**WORK INSTRUCTIONS:**
Find the string "hjortdjursjaktdagar" in the listing and report every line that has it.

**Records from a dataset:**

**********

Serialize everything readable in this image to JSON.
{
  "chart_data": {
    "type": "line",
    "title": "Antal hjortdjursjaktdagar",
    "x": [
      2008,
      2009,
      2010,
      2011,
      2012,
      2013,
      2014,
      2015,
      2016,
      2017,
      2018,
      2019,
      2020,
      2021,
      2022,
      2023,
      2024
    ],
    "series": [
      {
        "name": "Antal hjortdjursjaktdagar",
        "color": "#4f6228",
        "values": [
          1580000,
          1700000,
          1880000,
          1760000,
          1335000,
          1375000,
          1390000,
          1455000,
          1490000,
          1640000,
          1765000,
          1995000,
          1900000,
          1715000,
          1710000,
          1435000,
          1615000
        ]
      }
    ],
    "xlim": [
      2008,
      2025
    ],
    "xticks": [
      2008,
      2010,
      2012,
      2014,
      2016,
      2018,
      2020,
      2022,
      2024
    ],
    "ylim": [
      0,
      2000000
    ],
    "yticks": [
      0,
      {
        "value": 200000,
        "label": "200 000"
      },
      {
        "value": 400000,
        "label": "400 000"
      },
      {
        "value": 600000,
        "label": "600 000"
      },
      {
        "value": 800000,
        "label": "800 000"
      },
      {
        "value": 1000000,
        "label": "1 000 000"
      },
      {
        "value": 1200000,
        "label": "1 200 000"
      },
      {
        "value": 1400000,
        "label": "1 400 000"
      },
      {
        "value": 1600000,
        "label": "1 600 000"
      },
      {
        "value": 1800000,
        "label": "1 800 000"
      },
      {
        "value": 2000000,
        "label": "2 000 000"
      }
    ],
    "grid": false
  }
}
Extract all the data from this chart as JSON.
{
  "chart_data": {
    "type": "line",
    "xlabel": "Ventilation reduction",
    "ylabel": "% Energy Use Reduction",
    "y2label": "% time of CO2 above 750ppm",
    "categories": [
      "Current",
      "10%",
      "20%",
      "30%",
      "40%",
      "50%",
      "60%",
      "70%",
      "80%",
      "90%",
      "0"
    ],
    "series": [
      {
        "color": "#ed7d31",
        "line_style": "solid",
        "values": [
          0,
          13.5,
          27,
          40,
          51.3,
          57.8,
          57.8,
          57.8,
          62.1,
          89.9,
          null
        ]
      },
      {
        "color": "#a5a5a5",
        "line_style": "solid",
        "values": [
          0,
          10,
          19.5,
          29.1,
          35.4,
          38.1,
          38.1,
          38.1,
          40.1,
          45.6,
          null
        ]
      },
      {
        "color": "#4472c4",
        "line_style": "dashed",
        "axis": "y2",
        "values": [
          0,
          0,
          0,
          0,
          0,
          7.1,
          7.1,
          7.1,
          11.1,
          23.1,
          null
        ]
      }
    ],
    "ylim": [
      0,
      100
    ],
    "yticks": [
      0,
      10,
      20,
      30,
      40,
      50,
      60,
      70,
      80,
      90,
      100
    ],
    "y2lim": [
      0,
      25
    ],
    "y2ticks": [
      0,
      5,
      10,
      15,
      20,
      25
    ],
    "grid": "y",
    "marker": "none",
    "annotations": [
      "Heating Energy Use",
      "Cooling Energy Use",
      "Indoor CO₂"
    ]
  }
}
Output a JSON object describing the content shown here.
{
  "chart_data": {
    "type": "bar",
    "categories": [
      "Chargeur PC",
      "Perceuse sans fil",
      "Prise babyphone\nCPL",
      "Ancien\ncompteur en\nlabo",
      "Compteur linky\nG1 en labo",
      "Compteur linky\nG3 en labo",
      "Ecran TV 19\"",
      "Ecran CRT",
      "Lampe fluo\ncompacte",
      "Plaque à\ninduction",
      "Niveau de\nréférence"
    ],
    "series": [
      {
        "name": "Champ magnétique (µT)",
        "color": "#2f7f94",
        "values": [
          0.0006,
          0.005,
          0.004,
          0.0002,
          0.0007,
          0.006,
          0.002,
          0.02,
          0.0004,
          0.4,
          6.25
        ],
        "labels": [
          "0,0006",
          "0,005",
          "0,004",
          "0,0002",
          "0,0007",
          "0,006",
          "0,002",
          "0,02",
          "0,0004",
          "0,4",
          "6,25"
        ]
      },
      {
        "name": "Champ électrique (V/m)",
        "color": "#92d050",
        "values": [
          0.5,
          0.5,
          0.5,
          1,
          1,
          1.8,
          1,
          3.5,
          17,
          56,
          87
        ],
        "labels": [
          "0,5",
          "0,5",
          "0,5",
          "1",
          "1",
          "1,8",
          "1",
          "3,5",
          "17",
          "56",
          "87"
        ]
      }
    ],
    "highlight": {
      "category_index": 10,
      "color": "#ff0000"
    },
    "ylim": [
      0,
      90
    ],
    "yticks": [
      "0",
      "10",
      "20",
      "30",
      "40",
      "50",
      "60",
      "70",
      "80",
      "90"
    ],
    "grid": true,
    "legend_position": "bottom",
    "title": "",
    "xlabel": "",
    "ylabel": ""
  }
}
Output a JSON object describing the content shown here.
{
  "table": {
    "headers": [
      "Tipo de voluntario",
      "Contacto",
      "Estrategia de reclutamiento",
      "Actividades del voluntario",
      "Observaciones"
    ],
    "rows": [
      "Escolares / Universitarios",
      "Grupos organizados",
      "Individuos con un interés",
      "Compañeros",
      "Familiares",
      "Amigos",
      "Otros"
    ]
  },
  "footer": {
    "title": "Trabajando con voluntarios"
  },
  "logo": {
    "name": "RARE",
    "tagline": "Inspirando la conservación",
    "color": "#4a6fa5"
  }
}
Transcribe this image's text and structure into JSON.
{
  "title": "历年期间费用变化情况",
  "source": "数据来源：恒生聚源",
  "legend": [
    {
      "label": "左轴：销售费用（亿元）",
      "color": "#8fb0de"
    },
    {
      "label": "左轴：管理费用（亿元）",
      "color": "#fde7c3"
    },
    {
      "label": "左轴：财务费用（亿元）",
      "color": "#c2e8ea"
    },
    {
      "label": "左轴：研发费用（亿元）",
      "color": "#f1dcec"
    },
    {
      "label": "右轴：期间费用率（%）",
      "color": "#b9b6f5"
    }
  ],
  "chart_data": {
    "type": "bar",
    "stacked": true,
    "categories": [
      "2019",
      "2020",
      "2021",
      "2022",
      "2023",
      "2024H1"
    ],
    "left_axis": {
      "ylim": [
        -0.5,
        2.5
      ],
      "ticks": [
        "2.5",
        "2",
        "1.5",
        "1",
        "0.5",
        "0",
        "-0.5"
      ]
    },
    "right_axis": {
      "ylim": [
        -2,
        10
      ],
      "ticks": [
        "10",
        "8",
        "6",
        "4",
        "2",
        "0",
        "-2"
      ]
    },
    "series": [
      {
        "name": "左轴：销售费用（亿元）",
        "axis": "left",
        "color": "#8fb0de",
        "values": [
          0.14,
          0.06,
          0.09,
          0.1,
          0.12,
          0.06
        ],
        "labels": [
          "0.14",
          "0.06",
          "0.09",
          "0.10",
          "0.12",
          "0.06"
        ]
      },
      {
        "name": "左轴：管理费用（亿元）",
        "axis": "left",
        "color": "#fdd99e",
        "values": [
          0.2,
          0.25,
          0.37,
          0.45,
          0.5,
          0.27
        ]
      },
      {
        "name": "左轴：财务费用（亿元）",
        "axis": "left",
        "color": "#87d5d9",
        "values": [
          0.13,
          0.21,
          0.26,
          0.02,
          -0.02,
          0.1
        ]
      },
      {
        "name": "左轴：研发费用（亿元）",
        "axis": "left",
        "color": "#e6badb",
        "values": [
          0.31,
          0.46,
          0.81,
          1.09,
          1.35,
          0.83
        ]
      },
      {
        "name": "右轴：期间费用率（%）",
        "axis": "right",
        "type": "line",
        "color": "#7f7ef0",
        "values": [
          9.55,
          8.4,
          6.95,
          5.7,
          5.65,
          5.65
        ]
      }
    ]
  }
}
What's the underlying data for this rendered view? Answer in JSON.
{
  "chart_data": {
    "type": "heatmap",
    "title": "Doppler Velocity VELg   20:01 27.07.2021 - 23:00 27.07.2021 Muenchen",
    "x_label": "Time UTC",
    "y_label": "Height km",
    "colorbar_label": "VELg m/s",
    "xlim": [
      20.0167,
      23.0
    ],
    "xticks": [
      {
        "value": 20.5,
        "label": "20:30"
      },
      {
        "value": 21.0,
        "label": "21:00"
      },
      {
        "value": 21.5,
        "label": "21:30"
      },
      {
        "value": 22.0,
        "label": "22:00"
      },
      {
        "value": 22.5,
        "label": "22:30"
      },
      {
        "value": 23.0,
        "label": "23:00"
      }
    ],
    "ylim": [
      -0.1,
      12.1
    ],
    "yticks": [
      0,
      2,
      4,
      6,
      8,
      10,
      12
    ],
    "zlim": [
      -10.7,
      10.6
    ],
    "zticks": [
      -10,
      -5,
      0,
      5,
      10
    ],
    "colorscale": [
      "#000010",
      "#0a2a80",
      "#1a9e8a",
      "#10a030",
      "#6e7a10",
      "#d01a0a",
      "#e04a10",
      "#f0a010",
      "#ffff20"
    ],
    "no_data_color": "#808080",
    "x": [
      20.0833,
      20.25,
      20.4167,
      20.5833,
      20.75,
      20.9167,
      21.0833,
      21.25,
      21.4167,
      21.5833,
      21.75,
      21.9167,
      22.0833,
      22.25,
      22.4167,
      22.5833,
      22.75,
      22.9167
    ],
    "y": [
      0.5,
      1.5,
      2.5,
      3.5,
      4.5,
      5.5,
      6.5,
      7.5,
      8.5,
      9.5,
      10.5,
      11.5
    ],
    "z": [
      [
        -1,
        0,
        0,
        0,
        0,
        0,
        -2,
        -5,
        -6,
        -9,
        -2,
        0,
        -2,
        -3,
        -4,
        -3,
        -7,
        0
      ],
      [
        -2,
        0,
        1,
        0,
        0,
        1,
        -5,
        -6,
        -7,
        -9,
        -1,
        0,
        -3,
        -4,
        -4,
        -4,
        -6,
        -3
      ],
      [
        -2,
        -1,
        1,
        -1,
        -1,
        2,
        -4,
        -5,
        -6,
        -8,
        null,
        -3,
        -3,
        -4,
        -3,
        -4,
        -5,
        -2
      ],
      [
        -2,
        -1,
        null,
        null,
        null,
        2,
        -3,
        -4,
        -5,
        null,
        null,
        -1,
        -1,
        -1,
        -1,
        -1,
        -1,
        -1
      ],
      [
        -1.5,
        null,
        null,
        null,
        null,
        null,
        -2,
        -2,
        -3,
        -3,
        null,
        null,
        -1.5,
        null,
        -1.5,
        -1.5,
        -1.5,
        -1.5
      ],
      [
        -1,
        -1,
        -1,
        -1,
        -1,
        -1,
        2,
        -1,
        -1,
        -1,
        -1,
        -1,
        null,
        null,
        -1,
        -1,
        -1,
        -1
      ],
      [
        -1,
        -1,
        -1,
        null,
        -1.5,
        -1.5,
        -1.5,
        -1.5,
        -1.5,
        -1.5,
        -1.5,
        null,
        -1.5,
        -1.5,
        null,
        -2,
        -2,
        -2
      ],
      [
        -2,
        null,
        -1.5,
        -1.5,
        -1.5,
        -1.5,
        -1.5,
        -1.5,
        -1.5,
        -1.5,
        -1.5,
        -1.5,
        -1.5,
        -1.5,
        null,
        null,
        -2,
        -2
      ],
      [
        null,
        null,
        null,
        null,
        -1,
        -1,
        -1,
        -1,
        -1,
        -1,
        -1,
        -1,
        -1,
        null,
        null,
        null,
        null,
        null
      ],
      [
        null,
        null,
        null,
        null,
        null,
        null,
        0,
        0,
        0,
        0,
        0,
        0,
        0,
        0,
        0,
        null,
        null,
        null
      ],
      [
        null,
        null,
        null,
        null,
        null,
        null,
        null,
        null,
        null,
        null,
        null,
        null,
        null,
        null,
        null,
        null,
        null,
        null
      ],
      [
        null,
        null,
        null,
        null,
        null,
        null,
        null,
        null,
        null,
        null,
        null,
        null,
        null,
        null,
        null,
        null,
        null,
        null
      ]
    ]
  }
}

**********

**EXPECTED ANSWER:**
    "title": "Antal hjortdjursjaktdagar",
        "name": "Antal hjortdjursjaktdagar",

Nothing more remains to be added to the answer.